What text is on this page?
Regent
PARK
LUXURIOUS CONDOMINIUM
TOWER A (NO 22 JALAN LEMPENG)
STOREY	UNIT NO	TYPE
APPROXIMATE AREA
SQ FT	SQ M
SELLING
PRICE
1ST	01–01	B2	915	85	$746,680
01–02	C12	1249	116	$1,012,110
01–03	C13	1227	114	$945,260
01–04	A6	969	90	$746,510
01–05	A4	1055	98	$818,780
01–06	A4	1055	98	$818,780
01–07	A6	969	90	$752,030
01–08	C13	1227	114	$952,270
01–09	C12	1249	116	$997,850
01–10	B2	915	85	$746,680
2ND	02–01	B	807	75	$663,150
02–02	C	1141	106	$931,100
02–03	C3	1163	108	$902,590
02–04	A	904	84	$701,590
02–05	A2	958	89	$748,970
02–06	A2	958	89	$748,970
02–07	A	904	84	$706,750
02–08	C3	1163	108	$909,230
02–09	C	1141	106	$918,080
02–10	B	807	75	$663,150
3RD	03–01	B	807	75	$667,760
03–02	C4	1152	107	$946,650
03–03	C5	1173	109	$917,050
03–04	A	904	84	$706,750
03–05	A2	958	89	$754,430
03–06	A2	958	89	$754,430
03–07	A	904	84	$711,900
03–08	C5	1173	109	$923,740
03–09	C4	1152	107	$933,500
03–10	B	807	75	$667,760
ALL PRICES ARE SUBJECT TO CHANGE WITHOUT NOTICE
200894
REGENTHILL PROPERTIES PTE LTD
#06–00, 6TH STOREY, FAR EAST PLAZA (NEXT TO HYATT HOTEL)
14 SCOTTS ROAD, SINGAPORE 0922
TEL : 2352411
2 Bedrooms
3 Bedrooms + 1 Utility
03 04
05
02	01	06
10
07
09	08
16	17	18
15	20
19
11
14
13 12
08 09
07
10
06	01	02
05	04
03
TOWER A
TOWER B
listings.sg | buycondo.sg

- Your objective -
Filter the data for the string "TOWER" and copy every line that has it.

- Result -
TOWER A (NO 22 JALAN LEMPENG)
TOWER A
TOWER B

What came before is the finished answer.